→ **STATED GOAL**:
Each entry in the listing below should be restated word for word.

→ **RECORD EXTRACTS**:
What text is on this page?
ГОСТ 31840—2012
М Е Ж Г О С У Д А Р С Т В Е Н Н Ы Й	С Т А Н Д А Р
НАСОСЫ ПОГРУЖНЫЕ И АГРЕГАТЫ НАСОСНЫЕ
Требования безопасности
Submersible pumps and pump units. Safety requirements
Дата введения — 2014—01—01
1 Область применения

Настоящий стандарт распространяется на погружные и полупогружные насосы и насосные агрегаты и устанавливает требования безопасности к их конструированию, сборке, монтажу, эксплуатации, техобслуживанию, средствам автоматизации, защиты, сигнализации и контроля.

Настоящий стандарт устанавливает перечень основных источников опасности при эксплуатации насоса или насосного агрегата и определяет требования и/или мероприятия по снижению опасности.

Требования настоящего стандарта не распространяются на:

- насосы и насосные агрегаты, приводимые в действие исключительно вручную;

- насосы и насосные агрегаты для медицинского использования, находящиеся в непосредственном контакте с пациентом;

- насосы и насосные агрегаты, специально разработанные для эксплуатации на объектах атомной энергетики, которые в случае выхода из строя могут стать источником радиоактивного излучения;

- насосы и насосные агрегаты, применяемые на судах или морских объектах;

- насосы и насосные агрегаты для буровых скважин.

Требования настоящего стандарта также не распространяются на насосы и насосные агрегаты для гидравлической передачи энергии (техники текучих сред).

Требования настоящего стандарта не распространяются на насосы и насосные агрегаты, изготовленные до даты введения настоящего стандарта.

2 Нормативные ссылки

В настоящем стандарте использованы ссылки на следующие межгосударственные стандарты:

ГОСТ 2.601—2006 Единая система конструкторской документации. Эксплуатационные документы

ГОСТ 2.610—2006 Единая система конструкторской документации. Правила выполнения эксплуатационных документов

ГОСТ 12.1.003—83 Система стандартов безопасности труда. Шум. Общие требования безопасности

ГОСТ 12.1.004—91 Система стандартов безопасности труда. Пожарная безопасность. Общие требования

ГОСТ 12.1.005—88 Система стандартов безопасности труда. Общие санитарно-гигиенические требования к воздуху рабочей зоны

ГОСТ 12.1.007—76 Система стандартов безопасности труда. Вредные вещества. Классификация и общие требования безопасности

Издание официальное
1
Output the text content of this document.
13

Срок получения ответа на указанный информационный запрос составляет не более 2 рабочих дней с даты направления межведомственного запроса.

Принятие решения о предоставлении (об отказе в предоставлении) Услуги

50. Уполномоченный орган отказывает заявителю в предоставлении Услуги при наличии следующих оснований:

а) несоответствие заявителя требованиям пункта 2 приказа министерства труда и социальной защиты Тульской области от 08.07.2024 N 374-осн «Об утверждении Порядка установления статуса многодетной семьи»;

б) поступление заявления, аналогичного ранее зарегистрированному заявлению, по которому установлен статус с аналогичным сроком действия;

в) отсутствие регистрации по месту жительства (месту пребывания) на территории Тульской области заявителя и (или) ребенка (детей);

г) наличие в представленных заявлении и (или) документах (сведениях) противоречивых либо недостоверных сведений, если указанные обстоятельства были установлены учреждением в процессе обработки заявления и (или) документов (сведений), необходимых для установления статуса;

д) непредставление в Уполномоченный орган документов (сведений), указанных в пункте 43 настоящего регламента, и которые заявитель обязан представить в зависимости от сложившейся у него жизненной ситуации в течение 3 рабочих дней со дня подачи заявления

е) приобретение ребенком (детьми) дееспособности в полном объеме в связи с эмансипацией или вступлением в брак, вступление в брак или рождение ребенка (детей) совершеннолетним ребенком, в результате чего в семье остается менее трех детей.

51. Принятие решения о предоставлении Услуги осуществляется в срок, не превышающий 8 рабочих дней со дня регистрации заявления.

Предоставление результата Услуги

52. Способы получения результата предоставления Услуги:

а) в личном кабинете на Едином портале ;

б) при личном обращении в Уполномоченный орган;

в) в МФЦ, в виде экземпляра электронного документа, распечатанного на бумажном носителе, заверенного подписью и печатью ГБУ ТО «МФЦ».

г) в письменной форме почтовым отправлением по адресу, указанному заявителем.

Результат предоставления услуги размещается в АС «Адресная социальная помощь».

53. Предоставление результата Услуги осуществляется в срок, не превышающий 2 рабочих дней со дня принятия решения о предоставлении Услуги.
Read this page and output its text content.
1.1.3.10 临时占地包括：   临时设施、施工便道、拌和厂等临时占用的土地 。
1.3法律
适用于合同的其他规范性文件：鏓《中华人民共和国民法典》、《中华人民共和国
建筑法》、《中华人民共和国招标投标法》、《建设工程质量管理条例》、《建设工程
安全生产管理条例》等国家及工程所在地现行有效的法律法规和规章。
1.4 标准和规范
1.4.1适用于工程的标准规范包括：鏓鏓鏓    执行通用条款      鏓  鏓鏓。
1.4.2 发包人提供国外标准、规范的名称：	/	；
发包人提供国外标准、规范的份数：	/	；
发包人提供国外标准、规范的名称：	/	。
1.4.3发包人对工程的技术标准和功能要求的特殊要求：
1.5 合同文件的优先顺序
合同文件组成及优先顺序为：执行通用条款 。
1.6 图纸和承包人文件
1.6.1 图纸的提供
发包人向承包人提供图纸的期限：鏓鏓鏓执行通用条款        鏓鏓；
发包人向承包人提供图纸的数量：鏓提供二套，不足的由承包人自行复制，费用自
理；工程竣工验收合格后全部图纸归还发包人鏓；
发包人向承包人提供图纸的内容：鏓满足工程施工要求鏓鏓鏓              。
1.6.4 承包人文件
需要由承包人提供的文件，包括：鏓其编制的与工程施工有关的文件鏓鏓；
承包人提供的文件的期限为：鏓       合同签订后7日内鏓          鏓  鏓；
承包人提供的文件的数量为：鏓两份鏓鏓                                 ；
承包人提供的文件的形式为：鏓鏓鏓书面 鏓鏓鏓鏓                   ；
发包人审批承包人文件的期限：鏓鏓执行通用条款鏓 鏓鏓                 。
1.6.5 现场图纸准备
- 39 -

→ **RESPONSE BELOW**:
What text is on this page?
ГОСТ 31840—2012
М Е Ж Г О С У Д А Р С Т В Е Н Н Ы Й	С Т А Н Д А Р
НАСОСЫ ПОГРУЖНЫЕ И АГРЕГАТЫ НАСОСНЫЕ
Требования безопасности
Submersible pumps and pump units. Safety requirements
Дата введения — 2014—01—01
1 Область применения

Настоящий стандарт распространяется на погружные и полупогружные насосы и насосные агрегаты и устанавливает требования безопасности к их конструированию, сборке, монтажу, эксплуатации, техобслуживанию, средствам автоматизации, защиты, сигнализации и контроля.

Настоящий стандарт устанавливает перечень основных источников опасности при эксплуатации насоса или насосного агрегата и определяет требования и/или мероприятия по снижению опасности.

Требования настоящего стандарта не распространяются на:

- насосы и насосные агрегаты, приводимые в действие исключительно вручную;

- насосы и насосные агрегаты для медицинского использования, находящиеся в непосредственном контакте с пациентом;

- насосы и насосные агрегаты, специально разработанные для эксплуатации на объектах атомной энергетики, которые в случае выхода из строя могут стать источником радиоактивного излучения;

- насосы и насосные агрегаты, применяемые на судах или морских объектах;

- насосы и насосные агрегаты для буровых скважин.

Требования настоящего стандарта также не распространяются на насосы и насосные агрегаты для гидравлической передачи энергии (техники текучих сред).

Требования настоящего стандарта не распространяются на насосы и насосные агрегаты, изготовленные до даты введения настоящего стандарта.

2 Нормативные ссылки

В настоящем стандарте использованы ссылки на следующие межгосударственные стандарты:

ГОСТ 2.601—2006 Единая система конструкторской документации. Эксплуатационные документы

ГОСТ 2.610—2006 Единая система конструкторской документации. Правила выполнения эксплуатационных документов

ГОСТ 12.1.003—83 Система стандартов безопасности труда. Шум. Общие требования безопасности

ГОСТ 12.1.004—91 Система стандартов безопасности труда. Пожарная безопасность. Общие требования

ГОСТ 12.1.005—88 Система стандартов безопасности труда. Общие санитарно-гигиенические требования к воздуху рабочей зоны

ГОСТ 12.1.007—76 Система стандартов безопасности труда. Вредные вещества. Классификация и общие требования безопасности

Издание официальное
1
Output the text content of this document.
13

Срок получения ответа на указанный информационный запрос составляет не более 2 рабочих дней с даты направления межведомственного запроса.

Принятие решения о предоставлении (об отказе в предоставлении) Услуги

50. Уполномоченный орган отказывает заявителю в предоставлении Услуги при наличии следующих оснований:

а) несоответствие заявителя требованиям пункта 2 приказа министерства труда и социальной защиты Тульской области от 08.07.2024 N 374-осн «Об утверждении Порядка установления статуса многодетной семьи»;

б) поступление заявления, аналогичного ранее зарегистрированному заявлению, по которому установлен статус с аналогичным сроком действия;

в) отсутствие регистрации по месту жительства (месту пребывания) на территории Тульской области заявителя и (или) ребенка (детей);

г) наличие в представленных заявлении и (или) документах (сведениях) противоречивых либо недостоверных сведений, если указанные обстоятельства были установлены учреждением в процессе обработки заявления и (или) документов (сведений), необходимых для установления статуса;

д) непредставление в Уполномоченный орган документов (сведений), указанных в пункте 43 настоящего регламента, и которые заявитель обязан представить в зависимости от сложившейся у него жизненной ситуации в течение 3 рабочих дней со дня подачи заявления

е) приобретение ребенком (детьми) дееспособности в полном объеме в связи с эмансипацией или вступлением в брак, вступление в брак или рождение ребенка (детей) совершеннолетним ребенком, в результате чего в семье остается менее трех детей.

51. Принятие решения о предоставлении Услуги осуществляется в срок, не превышающий 8 рабочих дней со дня регистрации заявления.

Предоставление результата Услуги

52. Способы получения результата предоставления Услуги:

а) в личном кабинете на Едином портале ;

б) при личном обращении в Уполномоченный орган;

в) в МФЦ, в виде экземпляра электронного документа, распечатанного на бумажном носителе, заверенного подписью и печатью ГБУ ТО «МФЦ».

г) в письменной форме почтовым отправлением по адресу, указанному заявителем.

Результат предоставления услуги размещается в АС «Адресная социальная помощь».

53. Предоставление результата Услуги осуществляется в срок, не превышающий 2 рабочих дней со дня принятия решения о предоставлении Услуги.
Read this page and output its text content.
1.1.3.10 临时占地包括：   临时设施、施工便道、拌和厂等临时占用的土地 。
1.3法律
适用于合同的其他规范性文件：鏓《中华人民共和国民法典》、《中华人民共和国
建筑法》、《中华人民共和国招标投标法》、《建设工程质量管理条例》、《建设工程
安全生产管理条例》等国家及工程所在地现行有效的法律法规和规章。
1.4 标准和规范
1.4.1适用于工程的标准规范包括：鏓鏓鏓    执行通用条款      鏓  鏓鏓。
1.4.2 发包人提供国外标准、规范的名称：	/	；
发包人提供国外标准、规范的份数：	/	；
发包人提供国外标准、规范的名称：	/	。
1.4.3发包人对工程的技术标准和功能要求的特殊要求：
1.5 合同文件的优先顺序
合同文件组成及优先顺序为：执行通用条款 。
1.6 图纸和承包人文件
1.6.1 图纸的提供
发包人向承包人提供图纸的期限：鏓鏓鏓执行通用条款        鏓鏓；
发包人向承包人提供图纸的数量：鏓提供二套，不足的由承包人自行复制，费用自
理；工程竣工验收合格后全部图纸归还发包人鏓；
发包人向承包人提供图纸的内容：鏓满足工程施工要求鏓鏓鏓              。
1.6.4 承包人文件
需要由承包人提供的文件，包括：鏓其编制的与工程施工有关的文件鏓鏓；
承包人提供的文件的期限为：鏓       合同签订后7日内鏓          鏓  鏓；
承包人提供的文件的数量为：鏓两份鏓鏓                                 ；
承包人提供的文件的形式为：鏓鏓鏓书面 鏓鏓鏓鏓                   ；
发包人审批承包人文件的期限：鏓鏓执行通用条款鏓 鏓鏓                 。
1.6.5 现场图纸准备
- 39 -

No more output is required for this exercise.